#### [TO DO]
Report each line of the data that includes the word "LENS".
BEGIN GIVEN INFORMATION
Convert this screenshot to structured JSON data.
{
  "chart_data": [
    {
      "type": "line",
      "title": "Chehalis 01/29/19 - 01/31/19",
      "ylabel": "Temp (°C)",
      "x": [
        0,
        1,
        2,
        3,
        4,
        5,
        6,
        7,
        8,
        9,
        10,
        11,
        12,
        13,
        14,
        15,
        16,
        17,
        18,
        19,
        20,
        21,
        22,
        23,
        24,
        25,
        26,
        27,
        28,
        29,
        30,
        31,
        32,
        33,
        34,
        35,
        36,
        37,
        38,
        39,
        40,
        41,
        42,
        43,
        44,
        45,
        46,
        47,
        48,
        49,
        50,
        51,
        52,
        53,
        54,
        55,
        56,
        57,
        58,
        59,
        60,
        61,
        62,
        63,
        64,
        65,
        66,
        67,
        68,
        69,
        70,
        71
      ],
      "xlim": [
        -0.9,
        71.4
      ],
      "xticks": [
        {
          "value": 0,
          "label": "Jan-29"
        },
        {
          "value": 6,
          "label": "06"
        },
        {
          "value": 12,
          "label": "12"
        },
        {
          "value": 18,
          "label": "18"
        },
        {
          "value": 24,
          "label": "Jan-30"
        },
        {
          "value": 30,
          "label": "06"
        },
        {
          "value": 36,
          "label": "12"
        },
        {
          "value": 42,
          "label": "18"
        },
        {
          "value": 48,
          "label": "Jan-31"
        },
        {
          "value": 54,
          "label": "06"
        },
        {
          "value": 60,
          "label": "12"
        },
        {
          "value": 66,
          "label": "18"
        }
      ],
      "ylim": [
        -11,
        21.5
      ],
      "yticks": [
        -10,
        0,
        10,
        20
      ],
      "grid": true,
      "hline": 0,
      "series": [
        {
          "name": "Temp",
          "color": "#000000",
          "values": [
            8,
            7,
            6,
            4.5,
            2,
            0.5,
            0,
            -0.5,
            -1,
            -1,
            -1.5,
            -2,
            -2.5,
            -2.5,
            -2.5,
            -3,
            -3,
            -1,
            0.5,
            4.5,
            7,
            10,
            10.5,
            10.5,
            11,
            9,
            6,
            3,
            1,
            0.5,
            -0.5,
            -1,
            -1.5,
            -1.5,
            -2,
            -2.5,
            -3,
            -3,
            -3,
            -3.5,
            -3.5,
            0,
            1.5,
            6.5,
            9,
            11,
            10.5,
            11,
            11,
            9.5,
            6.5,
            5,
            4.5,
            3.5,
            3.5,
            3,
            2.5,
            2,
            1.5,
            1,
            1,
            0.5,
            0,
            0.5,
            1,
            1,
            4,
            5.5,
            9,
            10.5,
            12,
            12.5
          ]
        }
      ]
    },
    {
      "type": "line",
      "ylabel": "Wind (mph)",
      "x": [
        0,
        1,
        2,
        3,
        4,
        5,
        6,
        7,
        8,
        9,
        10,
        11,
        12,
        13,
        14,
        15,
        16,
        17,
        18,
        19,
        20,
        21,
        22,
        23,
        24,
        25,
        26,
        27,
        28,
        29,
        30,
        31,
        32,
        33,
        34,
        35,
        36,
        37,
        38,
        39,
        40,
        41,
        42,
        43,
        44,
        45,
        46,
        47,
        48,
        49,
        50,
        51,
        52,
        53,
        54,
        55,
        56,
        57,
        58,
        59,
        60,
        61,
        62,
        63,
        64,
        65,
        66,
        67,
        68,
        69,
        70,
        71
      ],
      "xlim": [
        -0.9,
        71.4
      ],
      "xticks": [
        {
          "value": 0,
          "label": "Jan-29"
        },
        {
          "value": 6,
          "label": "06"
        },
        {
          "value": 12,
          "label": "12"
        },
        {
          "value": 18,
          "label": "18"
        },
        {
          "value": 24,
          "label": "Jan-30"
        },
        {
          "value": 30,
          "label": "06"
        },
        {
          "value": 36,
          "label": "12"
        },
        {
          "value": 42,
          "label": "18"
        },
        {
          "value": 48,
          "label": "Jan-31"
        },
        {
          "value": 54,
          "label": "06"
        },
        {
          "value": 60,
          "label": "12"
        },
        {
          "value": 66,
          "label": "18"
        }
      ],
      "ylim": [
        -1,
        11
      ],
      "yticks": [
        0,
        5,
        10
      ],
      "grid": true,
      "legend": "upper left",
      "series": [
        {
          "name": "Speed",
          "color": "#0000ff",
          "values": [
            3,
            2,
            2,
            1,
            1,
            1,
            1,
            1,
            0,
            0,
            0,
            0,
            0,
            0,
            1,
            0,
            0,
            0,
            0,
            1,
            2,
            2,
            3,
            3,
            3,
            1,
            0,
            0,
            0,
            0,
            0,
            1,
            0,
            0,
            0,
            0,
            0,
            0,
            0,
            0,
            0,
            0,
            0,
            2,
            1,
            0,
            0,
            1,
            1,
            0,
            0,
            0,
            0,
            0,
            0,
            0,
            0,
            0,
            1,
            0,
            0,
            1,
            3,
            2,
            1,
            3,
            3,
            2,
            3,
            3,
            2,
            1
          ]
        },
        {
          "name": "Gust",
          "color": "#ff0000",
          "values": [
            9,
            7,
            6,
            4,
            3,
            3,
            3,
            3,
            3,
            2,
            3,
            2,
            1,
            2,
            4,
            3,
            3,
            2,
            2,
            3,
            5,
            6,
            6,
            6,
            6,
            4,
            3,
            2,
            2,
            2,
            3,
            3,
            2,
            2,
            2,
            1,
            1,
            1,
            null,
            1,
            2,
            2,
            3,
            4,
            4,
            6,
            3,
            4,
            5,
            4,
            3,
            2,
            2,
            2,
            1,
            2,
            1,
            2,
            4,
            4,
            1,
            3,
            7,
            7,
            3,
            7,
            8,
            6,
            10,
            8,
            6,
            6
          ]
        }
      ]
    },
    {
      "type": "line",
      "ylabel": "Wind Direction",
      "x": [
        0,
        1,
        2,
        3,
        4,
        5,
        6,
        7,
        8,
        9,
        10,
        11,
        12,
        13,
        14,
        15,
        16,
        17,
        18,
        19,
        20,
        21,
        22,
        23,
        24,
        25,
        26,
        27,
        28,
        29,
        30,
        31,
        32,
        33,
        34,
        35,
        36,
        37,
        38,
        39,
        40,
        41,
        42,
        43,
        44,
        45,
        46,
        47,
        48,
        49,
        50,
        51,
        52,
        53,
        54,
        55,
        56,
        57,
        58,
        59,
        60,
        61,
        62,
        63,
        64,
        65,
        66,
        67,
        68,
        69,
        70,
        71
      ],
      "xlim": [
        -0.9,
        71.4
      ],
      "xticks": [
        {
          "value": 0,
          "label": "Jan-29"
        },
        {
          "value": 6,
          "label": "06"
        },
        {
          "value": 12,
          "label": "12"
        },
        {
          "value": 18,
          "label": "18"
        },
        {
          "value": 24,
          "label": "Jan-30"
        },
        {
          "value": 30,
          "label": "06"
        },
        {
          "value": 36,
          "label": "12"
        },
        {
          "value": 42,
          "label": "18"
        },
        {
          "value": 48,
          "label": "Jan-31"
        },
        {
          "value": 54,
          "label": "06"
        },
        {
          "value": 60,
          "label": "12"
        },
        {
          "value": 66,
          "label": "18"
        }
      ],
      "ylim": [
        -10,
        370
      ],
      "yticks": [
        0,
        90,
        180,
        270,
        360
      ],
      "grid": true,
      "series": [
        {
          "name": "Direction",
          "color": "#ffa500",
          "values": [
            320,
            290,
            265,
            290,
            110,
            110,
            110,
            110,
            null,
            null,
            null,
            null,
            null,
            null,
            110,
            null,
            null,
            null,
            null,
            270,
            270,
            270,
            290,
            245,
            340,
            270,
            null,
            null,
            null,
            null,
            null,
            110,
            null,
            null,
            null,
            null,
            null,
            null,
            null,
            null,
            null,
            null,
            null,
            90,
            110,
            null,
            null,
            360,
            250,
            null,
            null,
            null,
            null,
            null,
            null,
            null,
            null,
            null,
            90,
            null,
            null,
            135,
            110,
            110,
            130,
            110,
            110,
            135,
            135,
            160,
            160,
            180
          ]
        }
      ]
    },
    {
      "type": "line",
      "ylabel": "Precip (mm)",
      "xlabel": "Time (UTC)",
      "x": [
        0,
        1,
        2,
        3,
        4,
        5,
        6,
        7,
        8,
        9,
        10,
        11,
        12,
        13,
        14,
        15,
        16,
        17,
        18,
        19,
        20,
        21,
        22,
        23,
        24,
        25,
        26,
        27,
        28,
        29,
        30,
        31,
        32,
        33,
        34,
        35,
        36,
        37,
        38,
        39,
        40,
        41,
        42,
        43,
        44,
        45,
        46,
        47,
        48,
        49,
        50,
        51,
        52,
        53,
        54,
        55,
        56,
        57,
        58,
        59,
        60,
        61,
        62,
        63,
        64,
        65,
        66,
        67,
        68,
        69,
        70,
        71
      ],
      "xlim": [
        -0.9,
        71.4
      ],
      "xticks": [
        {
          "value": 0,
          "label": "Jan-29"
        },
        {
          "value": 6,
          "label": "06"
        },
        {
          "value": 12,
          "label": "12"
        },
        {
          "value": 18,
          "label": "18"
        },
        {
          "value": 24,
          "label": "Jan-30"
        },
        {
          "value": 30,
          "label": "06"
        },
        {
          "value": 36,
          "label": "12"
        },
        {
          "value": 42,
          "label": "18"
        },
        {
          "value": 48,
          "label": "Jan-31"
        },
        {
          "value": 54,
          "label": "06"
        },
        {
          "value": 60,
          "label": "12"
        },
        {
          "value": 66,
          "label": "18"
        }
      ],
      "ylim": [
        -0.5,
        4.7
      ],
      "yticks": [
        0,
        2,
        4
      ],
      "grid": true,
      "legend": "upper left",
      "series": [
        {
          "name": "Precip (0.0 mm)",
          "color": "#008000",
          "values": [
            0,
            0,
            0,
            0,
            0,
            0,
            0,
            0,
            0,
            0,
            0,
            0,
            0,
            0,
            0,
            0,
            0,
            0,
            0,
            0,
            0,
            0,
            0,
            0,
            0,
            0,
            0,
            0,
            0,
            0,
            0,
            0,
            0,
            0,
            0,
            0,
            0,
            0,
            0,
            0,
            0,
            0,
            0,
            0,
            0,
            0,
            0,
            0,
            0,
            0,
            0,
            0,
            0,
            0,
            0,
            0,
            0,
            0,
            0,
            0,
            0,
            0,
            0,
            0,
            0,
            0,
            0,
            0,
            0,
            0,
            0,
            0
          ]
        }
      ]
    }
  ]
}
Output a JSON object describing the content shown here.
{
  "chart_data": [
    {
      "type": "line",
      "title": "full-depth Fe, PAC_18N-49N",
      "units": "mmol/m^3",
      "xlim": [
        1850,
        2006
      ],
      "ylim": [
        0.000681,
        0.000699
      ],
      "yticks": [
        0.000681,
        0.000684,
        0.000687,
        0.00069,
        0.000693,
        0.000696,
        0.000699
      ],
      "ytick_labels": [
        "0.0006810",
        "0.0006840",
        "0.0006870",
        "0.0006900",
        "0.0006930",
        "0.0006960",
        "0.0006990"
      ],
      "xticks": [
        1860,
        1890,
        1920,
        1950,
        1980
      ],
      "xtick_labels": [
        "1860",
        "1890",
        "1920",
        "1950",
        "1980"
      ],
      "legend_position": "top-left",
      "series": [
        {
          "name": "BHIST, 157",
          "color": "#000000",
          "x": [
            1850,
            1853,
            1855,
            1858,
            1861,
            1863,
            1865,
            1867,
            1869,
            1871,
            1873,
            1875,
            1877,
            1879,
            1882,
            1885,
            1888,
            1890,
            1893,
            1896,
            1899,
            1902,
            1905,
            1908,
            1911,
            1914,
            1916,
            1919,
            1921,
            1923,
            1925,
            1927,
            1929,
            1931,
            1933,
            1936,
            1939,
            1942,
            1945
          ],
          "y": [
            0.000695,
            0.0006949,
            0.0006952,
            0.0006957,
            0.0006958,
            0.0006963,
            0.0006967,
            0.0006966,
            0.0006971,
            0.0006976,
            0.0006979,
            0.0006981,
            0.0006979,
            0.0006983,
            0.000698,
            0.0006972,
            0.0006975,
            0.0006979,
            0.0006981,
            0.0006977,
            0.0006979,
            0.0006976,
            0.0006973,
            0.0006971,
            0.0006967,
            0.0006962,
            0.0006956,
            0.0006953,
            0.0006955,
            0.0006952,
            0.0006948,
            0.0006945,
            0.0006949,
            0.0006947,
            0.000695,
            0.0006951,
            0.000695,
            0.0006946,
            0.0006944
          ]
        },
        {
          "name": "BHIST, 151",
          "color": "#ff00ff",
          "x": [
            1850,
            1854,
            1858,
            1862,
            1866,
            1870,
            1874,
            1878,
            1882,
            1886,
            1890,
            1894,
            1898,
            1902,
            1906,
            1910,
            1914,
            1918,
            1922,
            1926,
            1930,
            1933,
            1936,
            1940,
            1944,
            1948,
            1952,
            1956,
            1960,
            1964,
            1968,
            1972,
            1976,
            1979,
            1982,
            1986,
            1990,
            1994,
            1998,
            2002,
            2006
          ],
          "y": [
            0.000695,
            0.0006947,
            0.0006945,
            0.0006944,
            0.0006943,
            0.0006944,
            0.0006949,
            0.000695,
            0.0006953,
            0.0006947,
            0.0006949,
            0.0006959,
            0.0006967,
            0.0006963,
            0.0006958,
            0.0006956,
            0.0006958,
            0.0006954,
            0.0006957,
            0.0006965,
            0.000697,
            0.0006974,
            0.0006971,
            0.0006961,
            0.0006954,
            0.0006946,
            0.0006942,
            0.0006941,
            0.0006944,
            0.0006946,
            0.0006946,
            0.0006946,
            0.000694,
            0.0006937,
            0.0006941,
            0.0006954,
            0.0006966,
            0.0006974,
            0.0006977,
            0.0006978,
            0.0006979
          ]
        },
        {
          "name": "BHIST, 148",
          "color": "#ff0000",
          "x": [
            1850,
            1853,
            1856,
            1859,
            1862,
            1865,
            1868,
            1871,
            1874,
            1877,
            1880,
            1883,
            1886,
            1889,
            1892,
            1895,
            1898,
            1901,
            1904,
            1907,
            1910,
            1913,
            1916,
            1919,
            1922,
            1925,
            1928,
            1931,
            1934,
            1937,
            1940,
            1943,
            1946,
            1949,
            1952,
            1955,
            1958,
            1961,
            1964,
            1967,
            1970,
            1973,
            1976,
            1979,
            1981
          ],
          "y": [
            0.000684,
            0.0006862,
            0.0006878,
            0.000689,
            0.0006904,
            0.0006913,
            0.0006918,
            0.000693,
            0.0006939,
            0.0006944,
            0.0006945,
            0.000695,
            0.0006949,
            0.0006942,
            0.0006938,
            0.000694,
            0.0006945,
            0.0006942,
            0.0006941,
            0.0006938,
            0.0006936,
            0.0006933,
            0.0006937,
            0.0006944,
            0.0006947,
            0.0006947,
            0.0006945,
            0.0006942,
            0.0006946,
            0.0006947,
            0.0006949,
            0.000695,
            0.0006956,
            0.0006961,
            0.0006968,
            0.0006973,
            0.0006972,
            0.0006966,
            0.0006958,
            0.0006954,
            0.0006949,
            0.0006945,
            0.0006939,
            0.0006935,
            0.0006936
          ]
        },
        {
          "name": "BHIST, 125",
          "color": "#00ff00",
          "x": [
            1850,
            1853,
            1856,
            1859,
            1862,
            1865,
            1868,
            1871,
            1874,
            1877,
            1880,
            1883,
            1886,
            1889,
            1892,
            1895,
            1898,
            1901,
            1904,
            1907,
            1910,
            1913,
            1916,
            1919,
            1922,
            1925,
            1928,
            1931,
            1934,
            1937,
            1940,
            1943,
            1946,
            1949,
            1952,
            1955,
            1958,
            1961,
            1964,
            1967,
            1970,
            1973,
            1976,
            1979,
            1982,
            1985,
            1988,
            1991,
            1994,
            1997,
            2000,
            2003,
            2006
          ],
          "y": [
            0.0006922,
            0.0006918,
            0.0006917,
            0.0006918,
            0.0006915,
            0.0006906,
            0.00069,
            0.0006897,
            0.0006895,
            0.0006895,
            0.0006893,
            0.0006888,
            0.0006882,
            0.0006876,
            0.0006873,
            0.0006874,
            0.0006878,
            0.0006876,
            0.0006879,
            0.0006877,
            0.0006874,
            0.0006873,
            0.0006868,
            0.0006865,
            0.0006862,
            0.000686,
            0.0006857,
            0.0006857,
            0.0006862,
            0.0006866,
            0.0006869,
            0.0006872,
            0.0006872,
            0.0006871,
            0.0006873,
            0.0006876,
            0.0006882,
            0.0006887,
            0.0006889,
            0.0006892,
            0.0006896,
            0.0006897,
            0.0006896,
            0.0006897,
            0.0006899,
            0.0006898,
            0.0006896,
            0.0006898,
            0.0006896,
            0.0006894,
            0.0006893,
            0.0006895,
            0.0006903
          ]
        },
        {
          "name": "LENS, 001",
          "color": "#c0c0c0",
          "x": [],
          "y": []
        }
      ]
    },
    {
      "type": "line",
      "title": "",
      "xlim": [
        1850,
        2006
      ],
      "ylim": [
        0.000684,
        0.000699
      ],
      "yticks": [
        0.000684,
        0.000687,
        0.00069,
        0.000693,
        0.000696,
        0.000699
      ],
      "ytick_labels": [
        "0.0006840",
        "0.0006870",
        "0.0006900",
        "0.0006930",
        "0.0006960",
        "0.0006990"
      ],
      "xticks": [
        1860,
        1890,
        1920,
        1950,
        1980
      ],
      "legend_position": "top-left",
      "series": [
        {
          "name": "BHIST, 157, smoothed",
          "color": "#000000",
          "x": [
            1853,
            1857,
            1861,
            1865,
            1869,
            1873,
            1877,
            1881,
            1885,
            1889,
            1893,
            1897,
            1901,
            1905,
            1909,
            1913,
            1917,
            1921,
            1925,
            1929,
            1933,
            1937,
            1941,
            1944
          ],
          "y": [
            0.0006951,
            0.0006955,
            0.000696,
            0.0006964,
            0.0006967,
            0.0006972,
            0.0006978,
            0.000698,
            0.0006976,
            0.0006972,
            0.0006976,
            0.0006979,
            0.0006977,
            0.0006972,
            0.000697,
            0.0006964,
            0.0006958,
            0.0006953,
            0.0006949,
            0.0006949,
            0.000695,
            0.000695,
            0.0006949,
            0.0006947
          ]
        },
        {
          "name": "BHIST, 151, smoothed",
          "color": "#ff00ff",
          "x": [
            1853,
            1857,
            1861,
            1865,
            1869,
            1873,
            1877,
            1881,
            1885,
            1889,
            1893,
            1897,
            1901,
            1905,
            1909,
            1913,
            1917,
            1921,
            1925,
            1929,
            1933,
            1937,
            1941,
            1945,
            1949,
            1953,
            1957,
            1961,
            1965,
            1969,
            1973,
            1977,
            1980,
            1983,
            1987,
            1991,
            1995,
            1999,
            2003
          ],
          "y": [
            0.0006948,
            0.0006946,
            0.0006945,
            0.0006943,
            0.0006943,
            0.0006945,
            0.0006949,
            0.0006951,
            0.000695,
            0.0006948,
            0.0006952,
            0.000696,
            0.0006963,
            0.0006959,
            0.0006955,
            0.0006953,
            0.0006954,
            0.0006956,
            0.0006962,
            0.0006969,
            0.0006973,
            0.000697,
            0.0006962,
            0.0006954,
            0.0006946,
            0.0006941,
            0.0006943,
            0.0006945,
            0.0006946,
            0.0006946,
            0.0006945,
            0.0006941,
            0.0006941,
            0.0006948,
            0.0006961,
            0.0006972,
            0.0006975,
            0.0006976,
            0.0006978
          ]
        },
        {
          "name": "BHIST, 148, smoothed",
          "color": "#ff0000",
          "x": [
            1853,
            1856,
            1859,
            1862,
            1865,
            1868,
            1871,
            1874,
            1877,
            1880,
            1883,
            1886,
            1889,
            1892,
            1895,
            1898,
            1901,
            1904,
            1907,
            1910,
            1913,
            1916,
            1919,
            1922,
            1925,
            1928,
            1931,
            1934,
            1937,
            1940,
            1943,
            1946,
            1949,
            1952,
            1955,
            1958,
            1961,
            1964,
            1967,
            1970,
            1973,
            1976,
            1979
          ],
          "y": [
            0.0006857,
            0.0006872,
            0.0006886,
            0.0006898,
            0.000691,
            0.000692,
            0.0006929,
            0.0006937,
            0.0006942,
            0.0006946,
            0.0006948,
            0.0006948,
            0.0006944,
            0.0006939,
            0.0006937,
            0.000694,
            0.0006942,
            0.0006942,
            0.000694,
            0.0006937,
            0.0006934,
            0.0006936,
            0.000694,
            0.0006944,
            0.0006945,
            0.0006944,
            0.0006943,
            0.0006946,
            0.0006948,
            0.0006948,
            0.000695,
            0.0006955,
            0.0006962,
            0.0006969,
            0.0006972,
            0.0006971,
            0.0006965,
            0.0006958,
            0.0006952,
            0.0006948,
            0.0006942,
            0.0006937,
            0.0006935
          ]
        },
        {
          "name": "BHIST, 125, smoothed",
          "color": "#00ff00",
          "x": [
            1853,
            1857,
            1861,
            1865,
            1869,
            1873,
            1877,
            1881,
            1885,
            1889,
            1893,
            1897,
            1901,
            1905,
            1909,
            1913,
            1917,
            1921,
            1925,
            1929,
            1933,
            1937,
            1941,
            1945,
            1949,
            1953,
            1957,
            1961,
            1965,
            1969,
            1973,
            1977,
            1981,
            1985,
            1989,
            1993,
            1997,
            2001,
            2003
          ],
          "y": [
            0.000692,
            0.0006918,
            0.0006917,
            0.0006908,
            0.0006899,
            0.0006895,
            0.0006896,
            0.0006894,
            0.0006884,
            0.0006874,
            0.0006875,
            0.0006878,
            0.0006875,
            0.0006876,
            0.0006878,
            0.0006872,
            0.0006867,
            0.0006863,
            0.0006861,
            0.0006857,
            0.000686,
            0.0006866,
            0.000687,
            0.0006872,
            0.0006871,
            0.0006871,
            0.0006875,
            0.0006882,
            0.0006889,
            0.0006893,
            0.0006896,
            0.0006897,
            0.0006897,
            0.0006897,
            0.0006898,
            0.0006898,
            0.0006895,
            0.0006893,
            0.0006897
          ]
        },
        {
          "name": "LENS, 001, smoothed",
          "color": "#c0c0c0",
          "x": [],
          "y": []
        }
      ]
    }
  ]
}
END GIVEN INFORMATION
#### [TASK ANSWER]
          "name": "LENS, 001",
          "name": "LENS, 001, smoothed",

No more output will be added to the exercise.